Return every line below in which "caso" appears.

Data entries
■ ■ ■ ■ ■ ■ ■

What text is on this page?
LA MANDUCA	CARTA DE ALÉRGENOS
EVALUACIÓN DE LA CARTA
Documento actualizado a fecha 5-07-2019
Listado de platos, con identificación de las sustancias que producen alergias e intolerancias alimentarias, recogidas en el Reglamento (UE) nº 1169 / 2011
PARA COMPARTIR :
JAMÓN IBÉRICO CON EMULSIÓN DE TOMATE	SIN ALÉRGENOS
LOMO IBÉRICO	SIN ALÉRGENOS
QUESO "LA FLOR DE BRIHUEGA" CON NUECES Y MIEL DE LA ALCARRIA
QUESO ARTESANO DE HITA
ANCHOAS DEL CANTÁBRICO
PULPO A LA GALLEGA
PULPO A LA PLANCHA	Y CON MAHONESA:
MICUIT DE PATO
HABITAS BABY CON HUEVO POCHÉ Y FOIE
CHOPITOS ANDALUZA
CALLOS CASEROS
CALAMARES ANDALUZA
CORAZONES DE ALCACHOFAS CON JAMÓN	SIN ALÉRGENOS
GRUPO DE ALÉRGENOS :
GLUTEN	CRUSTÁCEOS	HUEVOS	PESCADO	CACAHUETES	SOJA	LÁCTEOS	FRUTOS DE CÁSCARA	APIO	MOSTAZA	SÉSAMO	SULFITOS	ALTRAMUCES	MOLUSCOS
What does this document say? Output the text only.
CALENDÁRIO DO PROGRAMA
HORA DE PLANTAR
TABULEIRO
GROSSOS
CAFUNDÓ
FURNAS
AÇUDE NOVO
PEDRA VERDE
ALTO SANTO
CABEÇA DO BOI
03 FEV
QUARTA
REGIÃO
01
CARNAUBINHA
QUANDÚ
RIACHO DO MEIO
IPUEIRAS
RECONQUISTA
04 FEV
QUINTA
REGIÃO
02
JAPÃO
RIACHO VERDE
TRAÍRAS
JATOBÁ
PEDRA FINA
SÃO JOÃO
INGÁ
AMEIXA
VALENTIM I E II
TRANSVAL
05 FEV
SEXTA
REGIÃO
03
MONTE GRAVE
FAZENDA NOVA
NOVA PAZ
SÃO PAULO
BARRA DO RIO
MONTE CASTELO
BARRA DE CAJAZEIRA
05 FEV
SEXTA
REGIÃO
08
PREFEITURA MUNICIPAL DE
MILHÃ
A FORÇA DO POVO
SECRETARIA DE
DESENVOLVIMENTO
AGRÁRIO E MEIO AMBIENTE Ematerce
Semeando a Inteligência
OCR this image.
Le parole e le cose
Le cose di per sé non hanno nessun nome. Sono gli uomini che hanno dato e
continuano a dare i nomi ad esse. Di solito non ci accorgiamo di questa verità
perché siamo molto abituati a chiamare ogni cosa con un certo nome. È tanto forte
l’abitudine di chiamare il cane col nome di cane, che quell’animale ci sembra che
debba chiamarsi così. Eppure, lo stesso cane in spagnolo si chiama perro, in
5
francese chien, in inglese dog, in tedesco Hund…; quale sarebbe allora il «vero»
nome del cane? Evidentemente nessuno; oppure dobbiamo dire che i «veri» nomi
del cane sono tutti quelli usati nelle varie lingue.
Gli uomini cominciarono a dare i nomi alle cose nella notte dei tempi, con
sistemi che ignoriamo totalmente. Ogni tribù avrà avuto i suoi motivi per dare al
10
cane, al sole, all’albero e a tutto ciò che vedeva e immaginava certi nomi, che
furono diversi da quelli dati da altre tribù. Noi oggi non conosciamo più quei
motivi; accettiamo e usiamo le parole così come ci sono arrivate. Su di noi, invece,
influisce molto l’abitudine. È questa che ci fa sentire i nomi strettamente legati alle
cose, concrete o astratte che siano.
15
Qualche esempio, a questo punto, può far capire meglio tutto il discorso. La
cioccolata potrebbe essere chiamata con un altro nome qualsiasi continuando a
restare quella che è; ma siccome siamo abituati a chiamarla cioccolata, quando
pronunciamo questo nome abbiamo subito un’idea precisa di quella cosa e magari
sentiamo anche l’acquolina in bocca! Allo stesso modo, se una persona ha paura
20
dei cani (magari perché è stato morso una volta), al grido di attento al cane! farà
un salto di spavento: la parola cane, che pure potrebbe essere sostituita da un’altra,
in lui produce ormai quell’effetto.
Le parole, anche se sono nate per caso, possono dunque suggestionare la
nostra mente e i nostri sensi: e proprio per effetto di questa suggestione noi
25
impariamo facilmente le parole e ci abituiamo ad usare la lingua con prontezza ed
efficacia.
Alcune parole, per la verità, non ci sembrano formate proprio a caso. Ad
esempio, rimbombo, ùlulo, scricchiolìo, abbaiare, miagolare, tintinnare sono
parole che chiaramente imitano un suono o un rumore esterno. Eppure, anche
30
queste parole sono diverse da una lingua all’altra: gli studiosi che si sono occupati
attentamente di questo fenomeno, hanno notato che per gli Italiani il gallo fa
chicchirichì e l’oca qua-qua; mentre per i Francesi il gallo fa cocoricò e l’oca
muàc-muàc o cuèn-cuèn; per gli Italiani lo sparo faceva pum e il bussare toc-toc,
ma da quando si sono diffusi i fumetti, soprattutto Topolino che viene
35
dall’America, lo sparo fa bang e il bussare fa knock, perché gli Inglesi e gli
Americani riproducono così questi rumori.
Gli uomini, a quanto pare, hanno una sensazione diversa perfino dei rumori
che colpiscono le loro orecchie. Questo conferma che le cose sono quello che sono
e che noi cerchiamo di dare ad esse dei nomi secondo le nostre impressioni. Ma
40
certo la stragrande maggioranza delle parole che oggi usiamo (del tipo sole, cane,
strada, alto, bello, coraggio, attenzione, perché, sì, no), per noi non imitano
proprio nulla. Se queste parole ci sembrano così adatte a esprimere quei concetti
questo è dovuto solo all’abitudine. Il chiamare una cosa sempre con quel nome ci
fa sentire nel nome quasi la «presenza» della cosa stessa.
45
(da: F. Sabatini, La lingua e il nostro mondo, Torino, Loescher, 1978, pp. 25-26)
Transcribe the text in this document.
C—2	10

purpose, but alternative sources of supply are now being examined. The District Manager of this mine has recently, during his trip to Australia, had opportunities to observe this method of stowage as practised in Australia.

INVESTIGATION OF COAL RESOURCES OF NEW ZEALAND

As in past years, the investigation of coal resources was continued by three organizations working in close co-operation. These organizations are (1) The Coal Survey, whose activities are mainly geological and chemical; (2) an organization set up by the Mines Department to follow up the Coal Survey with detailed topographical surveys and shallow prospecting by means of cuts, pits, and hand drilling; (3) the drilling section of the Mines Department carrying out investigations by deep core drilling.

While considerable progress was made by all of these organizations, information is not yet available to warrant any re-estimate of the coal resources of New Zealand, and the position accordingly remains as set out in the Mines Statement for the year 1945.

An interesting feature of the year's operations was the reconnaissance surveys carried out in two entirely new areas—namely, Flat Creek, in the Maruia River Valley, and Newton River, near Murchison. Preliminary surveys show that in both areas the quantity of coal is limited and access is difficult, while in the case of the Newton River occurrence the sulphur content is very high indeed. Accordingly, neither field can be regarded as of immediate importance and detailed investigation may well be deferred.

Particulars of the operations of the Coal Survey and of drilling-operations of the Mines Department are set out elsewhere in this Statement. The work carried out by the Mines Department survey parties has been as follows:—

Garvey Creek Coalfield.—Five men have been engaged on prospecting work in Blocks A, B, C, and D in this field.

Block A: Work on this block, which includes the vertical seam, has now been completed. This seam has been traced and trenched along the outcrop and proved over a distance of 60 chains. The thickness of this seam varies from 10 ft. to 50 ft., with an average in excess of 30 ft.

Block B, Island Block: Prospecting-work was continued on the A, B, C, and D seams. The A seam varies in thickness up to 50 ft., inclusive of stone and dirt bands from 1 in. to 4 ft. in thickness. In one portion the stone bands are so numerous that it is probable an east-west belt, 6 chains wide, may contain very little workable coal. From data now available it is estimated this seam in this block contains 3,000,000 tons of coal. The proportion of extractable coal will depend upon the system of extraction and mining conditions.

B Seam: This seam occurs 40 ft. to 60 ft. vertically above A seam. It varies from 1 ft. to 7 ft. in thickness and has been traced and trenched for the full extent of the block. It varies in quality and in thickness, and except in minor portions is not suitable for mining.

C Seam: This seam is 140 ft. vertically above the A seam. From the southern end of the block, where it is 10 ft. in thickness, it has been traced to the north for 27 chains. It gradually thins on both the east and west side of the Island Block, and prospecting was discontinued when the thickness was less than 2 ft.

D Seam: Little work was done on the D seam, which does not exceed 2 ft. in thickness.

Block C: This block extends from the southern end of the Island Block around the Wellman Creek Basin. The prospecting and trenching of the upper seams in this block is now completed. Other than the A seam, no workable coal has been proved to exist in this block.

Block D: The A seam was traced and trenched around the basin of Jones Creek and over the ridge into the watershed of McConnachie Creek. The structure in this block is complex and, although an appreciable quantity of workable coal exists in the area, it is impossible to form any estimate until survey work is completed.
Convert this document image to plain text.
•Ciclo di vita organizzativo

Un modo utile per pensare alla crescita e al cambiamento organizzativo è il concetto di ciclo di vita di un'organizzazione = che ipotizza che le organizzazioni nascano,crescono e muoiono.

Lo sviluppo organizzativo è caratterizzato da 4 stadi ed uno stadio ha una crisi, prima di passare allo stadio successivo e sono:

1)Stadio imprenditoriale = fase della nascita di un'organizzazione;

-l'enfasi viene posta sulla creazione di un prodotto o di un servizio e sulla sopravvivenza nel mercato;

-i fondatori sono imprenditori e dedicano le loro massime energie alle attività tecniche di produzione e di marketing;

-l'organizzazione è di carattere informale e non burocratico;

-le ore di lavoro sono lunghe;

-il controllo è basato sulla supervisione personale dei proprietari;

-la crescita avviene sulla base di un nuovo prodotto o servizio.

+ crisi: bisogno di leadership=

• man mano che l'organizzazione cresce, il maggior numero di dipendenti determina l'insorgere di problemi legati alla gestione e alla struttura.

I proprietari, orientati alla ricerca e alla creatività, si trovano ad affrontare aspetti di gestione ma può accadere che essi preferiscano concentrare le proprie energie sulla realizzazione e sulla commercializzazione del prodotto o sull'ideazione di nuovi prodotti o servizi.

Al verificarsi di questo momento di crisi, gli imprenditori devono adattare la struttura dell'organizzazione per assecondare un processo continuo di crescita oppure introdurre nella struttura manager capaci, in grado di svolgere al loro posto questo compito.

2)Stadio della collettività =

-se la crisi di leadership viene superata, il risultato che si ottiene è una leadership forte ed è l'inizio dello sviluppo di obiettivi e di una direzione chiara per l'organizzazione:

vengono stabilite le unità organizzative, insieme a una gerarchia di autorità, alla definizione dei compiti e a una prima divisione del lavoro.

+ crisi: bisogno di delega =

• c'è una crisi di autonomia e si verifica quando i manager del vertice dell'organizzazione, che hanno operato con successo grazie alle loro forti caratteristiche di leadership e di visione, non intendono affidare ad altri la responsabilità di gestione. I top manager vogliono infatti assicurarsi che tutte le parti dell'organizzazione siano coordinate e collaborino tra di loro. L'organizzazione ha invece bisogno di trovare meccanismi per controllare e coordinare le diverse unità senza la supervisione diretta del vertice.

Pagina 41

■ ■ ■ ■ ■ ■ ■

Written response:
Le parole, anche se sono nate per caso, possono dunque suggestionare la
Alcune parole, per la verità, non ci sembrano formate proprio a caso. Ad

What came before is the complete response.